Output the data below in full, byte for byte. Nothing may differ.

==== GIVEN INFORMATION ====

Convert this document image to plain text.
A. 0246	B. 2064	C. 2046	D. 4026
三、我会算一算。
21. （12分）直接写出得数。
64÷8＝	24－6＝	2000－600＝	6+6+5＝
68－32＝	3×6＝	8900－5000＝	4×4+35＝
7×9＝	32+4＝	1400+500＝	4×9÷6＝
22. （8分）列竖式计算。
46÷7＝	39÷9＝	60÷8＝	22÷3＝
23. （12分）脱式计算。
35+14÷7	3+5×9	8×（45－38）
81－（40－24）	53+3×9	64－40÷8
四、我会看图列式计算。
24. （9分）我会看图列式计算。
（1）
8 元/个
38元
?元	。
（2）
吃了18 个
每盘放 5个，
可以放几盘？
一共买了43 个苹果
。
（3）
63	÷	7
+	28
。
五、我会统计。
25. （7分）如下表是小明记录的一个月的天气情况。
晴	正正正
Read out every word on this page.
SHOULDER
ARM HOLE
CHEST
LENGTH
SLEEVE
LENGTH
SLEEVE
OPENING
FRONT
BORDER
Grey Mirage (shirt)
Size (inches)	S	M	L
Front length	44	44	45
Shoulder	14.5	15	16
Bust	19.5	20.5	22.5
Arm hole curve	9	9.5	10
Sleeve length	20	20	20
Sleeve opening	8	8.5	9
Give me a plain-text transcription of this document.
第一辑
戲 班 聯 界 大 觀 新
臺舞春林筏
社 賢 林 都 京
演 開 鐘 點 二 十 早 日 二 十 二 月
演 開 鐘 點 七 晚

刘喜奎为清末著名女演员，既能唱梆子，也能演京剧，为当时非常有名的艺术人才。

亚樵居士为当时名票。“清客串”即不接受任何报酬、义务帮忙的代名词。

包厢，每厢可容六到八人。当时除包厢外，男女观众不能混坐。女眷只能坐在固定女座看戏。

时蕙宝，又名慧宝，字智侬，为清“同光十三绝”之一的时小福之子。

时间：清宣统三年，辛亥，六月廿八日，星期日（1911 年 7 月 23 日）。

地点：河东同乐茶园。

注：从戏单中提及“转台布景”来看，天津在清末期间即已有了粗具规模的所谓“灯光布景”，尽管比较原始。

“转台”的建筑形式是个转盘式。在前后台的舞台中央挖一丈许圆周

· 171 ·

====

> FINISHED ANSWER:
Convert this document image to plain text.
A. 0246	B. 2064	C. 2046	D. 4026
三、我会算一算。
21. （12分）直接写出得数。
64÷8＝	24－6＝	2000－600＝	6+6+5＝
68－32＝	3×6＝	8900－5000＝	4×4+35＝
7×9＝	32+4＝	1400+500＝	4×9÷6＝
22. （8分）列竖式计算。
46÷7＝	39÷9＝	60÷8＝	22÷3＝
23. （12分）脱式计算。
35+14÷7	3+5×9	8×（45－38）
81－（40－24）	53+3×9	64－40÷8
四、我会看图列式计算。
24. （9分）我会看图列式计算。
（1）
8 元/个
38元
?元	。
（2）
吃了18 个
每盘放 5个，
可以放几盘？
一共买了43 个苹果
。
（3）
63	÷	7
+	28
。
五、我会统计。
25. （7分）如下表是小明记录的一个月的天气情况。
晴	正正正
Read out every word on this page.
SHOULDER
ARM HOLE
CHEST
LENGTH
SLEEVE
LENGTH
SLEEVE
OPENING
FRONT
BORDER
Grey Mirage (shirt)
Size (inches)	S	M	L
Front length	44	44	45
Shoulder	14.5	15	16
Bust	19.5	20.5	22.5
Arm hole curve	9	9.5	10
Sleeve length	20	20	20
Sleeve opening	8	8.5	9
Give me a plain-text transcription of this document.
第一辑
戲 班 聯 界 大 觀 新
臺舞春林筏
社 賢 林 都 京
演 開 鐘 點 二 十 早 日 二 十 二 月
演 開 鐘 點 七 晚

刘喜奎为清末著名女演员，既能唱梆子，也能演京剧，为当时非常有名的艺术人才。

亚樵居士为当时名票。“清客串”即不接受任何报酬、义务帮忙的代名词。

包厢，每厢可容六到八人。当时除包厢外，男女观众不能混坐。女眷只能坐在固定女座看戏。

时蕙宝，又名慧宝，字智侬，为清“同光十三绝”之一的时小福之子。

时间：清宣统三年，辛亥，六月廿八日，星期日（1911 年 7 月 23 日）。

地点：河东同乐茶园。

注：从戏单中提及“转台布景”来看，天津在清末期间即已有了粗具规模的所谓“灯光布景”，尽管比较原始。

“转台”的建筑形式是个转盘式。在前后台的舞台中央挖一丈许圆周

· 171 ·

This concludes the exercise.